Page text »
-*-

Cut that total number per year in half. That would be $22,500 per year.
Still not realistic enough? Fine. Cut that in half. That would be $11,250 per year.
What is this? Some kind of pyramid scheme?
Nope.
With the right kind of message, and the right kind of content, and the right kind of targeting — and all the other qualifiers and quantifiers that I have scattered throughout this description, it is extremely realistic.
And, again, keep in mind that you created that course — that digital content — one time. And passive income will keep rolling in as long as you keep marketing it along the lines we’ve already discussed.
Are those a lot of qualifiers? Yes.
Now, let’s say you were a ditch digger before you became disabled. It’s true, you are probably not going to develop a three-part eCourse on how to dig ditches better than anyone alive.
But when you weren’t digging ditches, were you good at, say, fixing or repairing — or making — stuff around the house?
There are plenty of men (and women) who don’t have those skills and who really need to be guided through how you personally may look at a particular DIY challenge as easy…
Like finishing out a basement for your kid, complete with pool table and a big state-of-the-art, kick-ass sound system.

-*-

Box coordinate listings:
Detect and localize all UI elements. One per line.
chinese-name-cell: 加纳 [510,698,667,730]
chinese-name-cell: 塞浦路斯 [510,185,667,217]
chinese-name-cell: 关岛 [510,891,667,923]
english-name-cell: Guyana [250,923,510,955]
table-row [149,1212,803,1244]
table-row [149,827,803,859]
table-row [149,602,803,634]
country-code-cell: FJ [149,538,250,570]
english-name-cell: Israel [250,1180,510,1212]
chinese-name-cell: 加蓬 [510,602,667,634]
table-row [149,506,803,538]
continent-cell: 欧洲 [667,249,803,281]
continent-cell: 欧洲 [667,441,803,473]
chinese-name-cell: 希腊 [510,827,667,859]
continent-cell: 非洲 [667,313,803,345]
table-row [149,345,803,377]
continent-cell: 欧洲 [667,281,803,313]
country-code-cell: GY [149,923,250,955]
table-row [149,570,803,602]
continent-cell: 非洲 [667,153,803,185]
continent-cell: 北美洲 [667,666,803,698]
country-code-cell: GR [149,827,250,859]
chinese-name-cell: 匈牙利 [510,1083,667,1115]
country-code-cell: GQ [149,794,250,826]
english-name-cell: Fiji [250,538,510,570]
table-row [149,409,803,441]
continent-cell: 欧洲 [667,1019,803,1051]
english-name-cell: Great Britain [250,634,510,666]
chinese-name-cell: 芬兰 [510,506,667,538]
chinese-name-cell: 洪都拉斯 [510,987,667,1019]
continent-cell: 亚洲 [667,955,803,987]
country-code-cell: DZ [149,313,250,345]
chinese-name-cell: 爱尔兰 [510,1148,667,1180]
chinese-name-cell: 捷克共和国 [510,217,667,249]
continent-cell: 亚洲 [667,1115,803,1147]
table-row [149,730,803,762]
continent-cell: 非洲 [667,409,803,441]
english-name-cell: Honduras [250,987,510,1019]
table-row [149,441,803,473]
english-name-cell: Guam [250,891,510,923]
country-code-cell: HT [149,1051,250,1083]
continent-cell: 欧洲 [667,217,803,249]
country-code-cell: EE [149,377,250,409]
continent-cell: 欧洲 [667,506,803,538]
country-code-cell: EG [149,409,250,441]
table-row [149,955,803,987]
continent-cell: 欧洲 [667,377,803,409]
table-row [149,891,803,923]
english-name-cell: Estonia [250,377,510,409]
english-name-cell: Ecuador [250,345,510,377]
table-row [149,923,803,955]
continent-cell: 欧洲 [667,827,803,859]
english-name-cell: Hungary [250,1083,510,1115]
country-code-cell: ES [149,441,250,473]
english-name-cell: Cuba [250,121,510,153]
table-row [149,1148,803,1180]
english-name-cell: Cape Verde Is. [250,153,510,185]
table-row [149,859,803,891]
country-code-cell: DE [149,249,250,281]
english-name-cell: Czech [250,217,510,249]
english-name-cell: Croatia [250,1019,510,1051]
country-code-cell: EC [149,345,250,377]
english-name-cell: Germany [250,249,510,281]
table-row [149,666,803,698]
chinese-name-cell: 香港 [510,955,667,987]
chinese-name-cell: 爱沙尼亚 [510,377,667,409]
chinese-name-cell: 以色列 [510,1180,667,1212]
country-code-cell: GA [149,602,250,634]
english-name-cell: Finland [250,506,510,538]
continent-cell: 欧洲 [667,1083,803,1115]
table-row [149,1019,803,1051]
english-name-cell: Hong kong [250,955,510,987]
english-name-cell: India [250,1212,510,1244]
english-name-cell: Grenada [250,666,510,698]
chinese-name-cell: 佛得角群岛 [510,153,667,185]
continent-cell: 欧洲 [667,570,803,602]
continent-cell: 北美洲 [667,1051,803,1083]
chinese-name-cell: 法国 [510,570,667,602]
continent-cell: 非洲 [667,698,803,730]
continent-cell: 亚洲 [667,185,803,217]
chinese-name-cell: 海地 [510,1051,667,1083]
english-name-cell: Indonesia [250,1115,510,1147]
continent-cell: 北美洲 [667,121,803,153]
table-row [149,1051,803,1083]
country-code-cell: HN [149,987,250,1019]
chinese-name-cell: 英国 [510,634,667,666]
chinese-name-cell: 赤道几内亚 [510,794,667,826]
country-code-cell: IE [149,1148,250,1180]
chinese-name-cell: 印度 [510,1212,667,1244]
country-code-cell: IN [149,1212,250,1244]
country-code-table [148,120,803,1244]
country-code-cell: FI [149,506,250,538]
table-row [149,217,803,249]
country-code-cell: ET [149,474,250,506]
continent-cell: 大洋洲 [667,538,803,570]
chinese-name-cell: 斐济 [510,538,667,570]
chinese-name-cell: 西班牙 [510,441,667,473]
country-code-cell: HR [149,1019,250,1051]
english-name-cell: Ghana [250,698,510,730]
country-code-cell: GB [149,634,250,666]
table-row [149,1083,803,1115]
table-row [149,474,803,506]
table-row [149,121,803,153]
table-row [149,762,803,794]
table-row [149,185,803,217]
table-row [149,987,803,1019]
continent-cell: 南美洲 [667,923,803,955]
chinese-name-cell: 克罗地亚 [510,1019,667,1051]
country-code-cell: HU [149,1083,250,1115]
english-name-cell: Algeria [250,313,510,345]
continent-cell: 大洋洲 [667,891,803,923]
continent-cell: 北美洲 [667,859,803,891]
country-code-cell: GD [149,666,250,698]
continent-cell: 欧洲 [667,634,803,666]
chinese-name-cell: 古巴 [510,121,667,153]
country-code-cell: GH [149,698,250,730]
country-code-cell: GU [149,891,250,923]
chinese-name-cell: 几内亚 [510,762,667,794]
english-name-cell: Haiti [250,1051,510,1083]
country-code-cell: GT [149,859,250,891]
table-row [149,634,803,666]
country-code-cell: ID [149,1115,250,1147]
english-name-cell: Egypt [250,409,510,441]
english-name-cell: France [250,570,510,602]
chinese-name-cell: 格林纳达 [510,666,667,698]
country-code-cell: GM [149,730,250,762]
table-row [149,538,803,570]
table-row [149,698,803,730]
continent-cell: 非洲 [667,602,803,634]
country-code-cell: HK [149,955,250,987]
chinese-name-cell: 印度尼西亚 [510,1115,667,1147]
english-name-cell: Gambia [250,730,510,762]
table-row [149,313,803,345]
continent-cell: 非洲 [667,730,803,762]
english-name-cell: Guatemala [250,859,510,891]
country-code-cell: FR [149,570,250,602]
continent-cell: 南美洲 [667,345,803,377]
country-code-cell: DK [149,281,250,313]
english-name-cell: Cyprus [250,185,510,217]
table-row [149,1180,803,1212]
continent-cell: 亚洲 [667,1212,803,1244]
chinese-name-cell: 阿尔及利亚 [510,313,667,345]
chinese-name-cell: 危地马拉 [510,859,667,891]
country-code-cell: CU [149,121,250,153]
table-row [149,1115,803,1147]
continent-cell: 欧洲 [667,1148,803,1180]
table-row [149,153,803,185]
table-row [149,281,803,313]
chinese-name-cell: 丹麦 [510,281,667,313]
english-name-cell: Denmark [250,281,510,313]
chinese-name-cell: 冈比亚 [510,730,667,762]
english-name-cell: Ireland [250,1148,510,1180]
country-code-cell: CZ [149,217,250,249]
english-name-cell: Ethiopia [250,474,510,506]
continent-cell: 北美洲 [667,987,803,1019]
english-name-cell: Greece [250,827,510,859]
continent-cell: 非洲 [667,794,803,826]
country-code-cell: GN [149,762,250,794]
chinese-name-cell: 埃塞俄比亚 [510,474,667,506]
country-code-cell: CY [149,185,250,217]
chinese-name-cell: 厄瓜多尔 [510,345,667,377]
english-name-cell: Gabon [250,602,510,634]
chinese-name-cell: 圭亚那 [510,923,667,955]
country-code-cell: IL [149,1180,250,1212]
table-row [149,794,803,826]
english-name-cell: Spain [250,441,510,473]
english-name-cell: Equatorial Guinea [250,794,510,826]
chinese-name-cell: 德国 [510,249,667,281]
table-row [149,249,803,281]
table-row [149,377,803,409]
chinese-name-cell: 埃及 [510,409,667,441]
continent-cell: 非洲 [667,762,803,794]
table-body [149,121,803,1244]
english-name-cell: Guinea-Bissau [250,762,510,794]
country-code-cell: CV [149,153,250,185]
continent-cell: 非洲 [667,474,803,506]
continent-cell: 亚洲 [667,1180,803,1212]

-*-

Problem to work on »
Reproduce the passage on earning passive income from digital courses in full, word for word, from its first sentence to its last.

Complete response »
Cut that total number per year in half. That would be $22,500 per year.
Still not realistic enough? Fine. Cut that in half. That would be $11,250 per year.
What is this? Some kind of pyramid scheme?
Nope.
With the right kind of message, and the right kind of content, and the right kind of targeting — and all the other qualifiers and quantifiers that I have scattered throughout this description, it is extremely realistic.
And, again, keep in mind that you created that course — that digital content — one time. And passive income will keep rolling in as long as you keep marketing it along the lines we’ve already discussed.
Are those a lot of qualifiers? Yes.
Now, let’s say you were a ditch digger before you became disabled. It’s true, you are probably not going to develop a three-part eCourse on how to dig ditches better than anyone alive.
But when you weren’t digging ditches, were you good at, say, fixing or repairing — or making — stuff around the house?
There are plenty of men (and women) who don’t have those skills and who really need to be guided through how you personally may look at a particular DIY challenge as easy…
Like finishing out a basement for your kid, complete with pool table and a big state-of-the-art, kick-ass sound system.